START RECORDS SUPPLIED
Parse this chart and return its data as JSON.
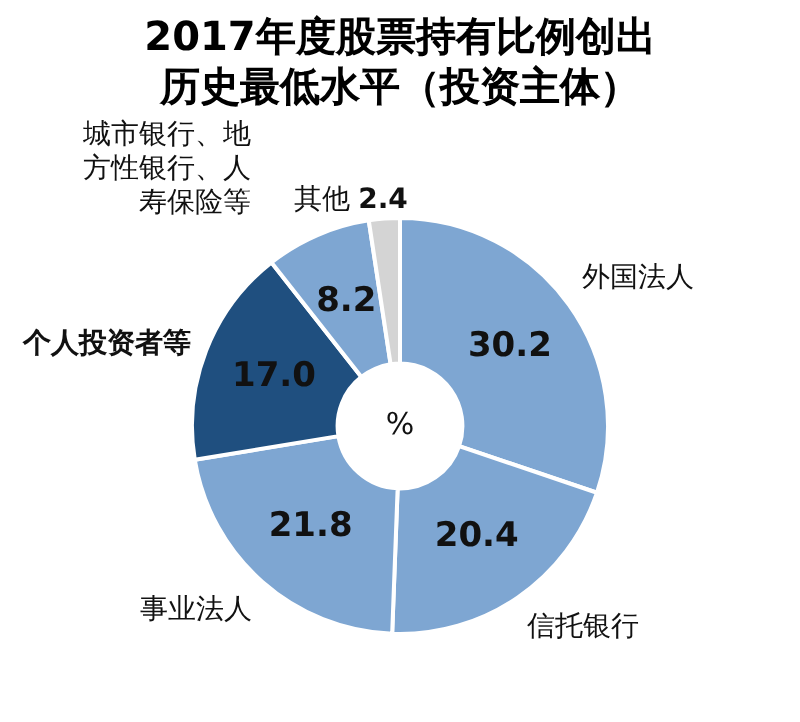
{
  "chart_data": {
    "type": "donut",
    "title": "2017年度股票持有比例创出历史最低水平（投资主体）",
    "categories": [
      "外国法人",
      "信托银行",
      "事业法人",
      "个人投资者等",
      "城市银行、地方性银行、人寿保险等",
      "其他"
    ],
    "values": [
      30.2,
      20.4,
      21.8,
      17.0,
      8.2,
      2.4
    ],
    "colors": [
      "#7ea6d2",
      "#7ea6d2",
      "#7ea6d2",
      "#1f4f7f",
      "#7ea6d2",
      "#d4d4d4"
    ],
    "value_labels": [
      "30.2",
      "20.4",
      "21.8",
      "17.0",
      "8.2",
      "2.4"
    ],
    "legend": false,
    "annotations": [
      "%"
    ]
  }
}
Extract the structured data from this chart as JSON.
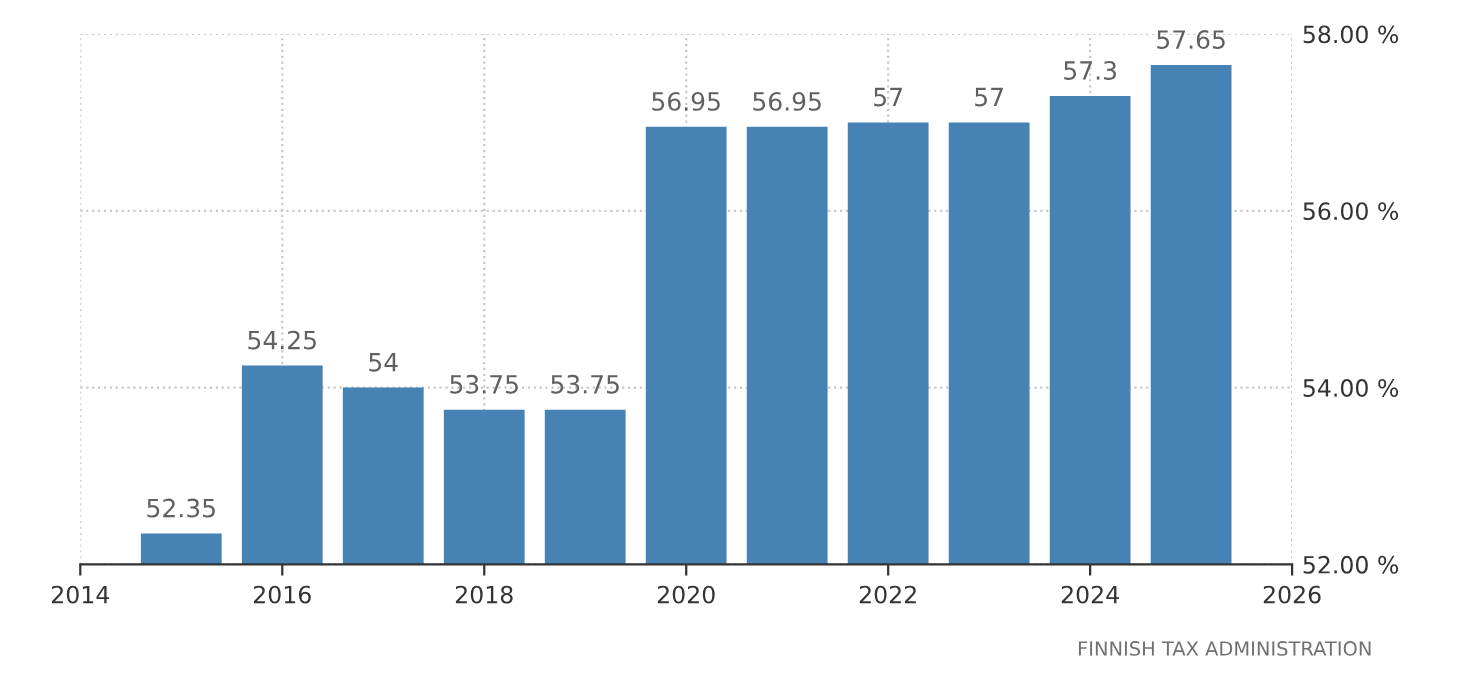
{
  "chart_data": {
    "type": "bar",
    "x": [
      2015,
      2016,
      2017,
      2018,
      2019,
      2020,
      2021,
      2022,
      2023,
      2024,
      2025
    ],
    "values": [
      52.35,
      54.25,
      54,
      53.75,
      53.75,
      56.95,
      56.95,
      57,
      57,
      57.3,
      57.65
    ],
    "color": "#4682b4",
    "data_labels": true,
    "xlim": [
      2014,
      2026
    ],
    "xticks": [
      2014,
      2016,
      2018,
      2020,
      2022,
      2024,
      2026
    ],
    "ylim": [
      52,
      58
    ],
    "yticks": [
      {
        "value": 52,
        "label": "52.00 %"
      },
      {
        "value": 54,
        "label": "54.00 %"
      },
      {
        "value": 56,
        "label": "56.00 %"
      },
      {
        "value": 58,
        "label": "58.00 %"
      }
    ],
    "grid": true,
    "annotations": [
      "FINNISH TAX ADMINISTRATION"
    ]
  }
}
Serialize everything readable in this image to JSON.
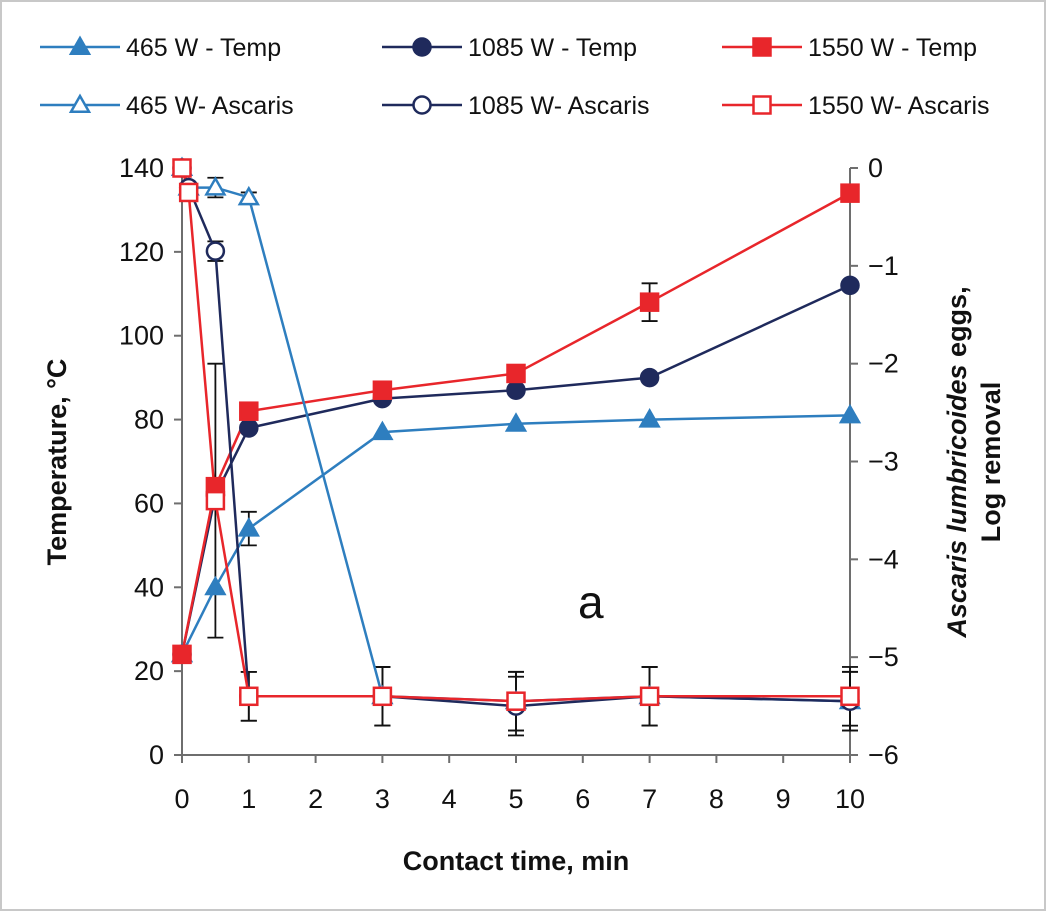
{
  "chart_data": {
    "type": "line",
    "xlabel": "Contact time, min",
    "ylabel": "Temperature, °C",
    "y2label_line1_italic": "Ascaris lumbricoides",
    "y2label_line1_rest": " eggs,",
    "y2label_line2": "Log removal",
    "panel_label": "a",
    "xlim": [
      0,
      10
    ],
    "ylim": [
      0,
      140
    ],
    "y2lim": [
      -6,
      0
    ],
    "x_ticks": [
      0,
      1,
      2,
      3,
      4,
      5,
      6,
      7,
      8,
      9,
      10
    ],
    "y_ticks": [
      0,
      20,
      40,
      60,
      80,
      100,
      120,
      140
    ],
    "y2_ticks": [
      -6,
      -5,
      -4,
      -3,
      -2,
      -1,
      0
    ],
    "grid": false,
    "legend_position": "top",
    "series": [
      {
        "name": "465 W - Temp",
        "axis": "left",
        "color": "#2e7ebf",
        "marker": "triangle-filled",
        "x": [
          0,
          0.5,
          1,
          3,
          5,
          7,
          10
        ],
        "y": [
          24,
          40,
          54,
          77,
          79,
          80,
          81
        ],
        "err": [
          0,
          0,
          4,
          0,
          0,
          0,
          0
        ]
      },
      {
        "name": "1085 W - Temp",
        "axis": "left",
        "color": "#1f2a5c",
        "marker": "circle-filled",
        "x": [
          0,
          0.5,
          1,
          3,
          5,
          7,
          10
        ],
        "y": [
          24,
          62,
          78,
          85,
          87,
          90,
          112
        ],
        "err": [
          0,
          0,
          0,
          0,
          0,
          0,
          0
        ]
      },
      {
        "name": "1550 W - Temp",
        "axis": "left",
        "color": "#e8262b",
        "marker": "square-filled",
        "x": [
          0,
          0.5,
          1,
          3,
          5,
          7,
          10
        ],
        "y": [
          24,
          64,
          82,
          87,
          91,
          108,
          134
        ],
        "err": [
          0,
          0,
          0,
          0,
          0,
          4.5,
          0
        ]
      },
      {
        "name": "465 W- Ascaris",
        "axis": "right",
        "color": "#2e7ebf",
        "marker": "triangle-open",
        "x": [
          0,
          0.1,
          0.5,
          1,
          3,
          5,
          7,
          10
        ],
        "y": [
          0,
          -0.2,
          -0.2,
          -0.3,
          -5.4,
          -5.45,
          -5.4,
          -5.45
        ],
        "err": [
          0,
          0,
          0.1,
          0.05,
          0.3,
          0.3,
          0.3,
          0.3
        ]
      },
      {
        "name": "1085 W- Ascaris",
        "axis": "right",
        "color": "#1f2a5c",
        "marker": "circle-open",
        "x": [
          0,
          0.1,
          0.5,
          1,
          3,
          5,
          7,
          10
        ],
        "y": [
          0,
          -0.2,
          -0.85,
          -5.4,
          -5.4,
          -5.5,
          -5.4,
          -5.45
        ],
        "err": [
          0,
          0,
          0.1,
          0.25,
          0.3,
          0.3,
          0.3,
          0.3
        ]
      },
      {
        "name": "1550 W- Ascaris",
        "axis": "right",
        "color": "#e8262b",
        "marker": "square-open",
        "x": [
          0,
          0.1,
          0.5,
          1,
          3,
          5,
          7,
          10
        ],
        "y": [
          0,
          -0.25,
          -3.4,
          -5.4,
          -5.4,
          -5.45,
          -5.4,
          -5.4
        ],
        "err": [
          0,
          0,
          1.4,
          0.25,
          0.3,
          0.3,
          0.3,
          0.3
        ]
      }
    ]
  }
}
END RECORDS SUPPLIED
## INSTRUCTIONS TO FOLLOW
All of the entries above should be copied exactly, except for the pictures.

## ANSWER TO THIS TASK
Parse this chart and return its data as JSON.
{
  "chart_data": {
    "type": "donut",
    "title": "2017年度股票持有比例创出历史最低水平（投资主体）",
    "categories": [
      "外国法人",
      "信托银行",
      "事业法人",
      "个人投资者等",
      "城市银行、地方性银行、人寿保险等",
      "其他"
    ],
    "values": [
      30.2,
      20.4,
      21.8,
      17.0,
      8.2,
      2.4
    ],
    "colors": [
      "#7ea6d2",
      "#7ea6d2",
      "#7ea6d2",
      "#1f4f7f",
      "#7ea6d2",
      "#d4d4d4"
    ],
    "value_labels": [
      "30.2",
      "20.4",
      "21.8",
      "17.0",
      "8.2",
      "2.4"
    ],
    "legend": false,
    "annotations": [
      "%"
    ]
  }
}
Extract the structured data from this chart as JSON.
{
  "chart_data": {
    "type": "bar",
    "x": [
      2015,
      2016,
      2017,
      2018,
      2019,
      2020,
      2021,
      2022,
      2023,
      2024,
      2025
    ],
    "values": [
      52.35,
      54.25,
      54,
      53.75,
      53.75,
      56.95,
      56.95,
      57,
      57,
      57.3,
      57.65
    ],
    "color": "#4682b4",
    "data_labels": true,
    "xlim": [
      2014,
      2026
    ],
    "xticks": [
      2014,
      2016,
      2018,
      2020,
      2022,
      2024,
      2026
    ],
    "ylim": [
      52,
      58
    ],
    "yticks": [
      {
        "value": 52,
        "label": "52.00 %"
      },
      {
        "value": 54,
        "label": "54.00 %"
      },
      {
        "value": 56,
        "label": "56.00 %"
      },
      {
        "value": 58,
        "label": "58.00 %"
      }
    ],
    "grid": true,
    "annotations": [
      "FINNISH TAX ADMINISTRATION"
    ]
  }
}
Serialize everything readable in this image to JSON.
{
  "chart_data": {
    "type": "line",
    "xlabel": "Contact time, min",
    "ylabel": "Temperature, °C",
    "y2label_line1_italic": "Ascaris lumbricoides",
    "y2label_line1_rest": " eggs,",
    "y2label_line2": "Log removal",
    "panel_label": "a",
    "xlim": [
      0,
      10
    ],
    "ylim": [
      0,
      140
    ],
    "y2lim": [
      -6,
      0
    ],
    "x_ticks": [
      0,
      1,
      2,
      3,
      4,
      5,
      6,
      7,
      8,
      9,
      10
    ],
    "y_ticks": [
      0,
      20,
      40,
      60,
      80,
      100,
      120,
      140
    ],
    "y2_ticks": [
      -6,
      -5,
      -4,
      -3,
      -2,
      -1,
      0
    ],
    "grid": false,
    "legend_position": "top",
    "series": [
      {
        "name": "465 W - Temp",
        "axis": "left",
        "color": "#2e7ebf",
        "marker": "triangle-filled",
        "x": [
          0,
          0.5,
          1,
          3,
          5,
          7,
          10
        ],
        "y": [
          24,
          40,
          54,
          77,
          79,
          80,
          81
        ],
        "err": [
          0,
          0,
          4,
          0,
          0,
          0,
          0
        ]
      },
      {
        "name": "1085 W - Temp",
        "axis": "left",
        "color": "#1f2a5c",
        "marker": "circle-filled",
        "x": [
          0,
          0.5,
          1,
          3,
          5,
          7,
          10
        ],
        "y": [
          24,
          62,
          78,
          85,
          87,
          90,
          112
        ],
        "err": [
          0,
          0,
          0,
          0,
          0,
          0,
          0
        ]
      },
      {
        "name": "1550 W - Temp",
        "axis": "left",
        "color": "#e8262b",
        "marker": "square-filled",
        "x": [
          0,
          0.5,
          1,
          3,
          5,
          7,
          10
        ],
        "y": [
          24,
          64,
          82,
          87,
          91,
          108,
          134
        ],
        "err": [
          0,
          0,
          0,
          0,
          0,
          4.5,
          0
        ]
      },
      {
        "name": "465 W- Ascaris",
        "axis": "right",
        "color": "#2e7ebf",
        "marker": "triangle-open",
        "x": [
          0,
          0.1,
          0.5,
          1,
          3,
          5,
          7,
          10
        ],
        "y": [
          0,
          -0.2,
          -0.2,
          -0.3,
          -5.4,
          -5.45,
          -5.4,
          -5.45
        ],
        "err": [
          0,
          0,
          0.1,
          0.05,
          0.3,
          0.3,
          0.3,
          0.3
        ]
      },
      {
        "name": "1085 W- Ascaris",
        "axis": "right",
        "color": "#1f2a5c",
        "marker": "circle-open",
        "x": [
          0,
          0.1,
          0.5,
          1,
          3,
          5,
          7,
          10
        ],
        "y": [
          0,
          -0.2,
          -0.85,
          -5.4,
          -5.4,
          -5.5,
          -5.4,
          -5.45
        ],
        "err": [
          0,
          0,
          0.1,
          0.25,
          0.3,
          0.3,
          0.3,
          0.3
        ]
      },
      {
        "name": "1550 W- Ascaris",
        "axis": "right",
        "color": "#e8262b",
        "marker": "square-open",
        "x": [
          0,
          0.1,
          0.5,
          1,
          3,
          5,
          7,
          10
        ],
        "y": [
          0,
          -0.25,
          -3.4,
          -5.4,
          -5.4,
          -5.45,
          -5.4,
          -5.4
        ],
        "err": [
          0,
          0,
          1.4,
          0.25,
          0.3,
          0.3,
          0.3,
          0.3
        ]
      }
    ]
  }
}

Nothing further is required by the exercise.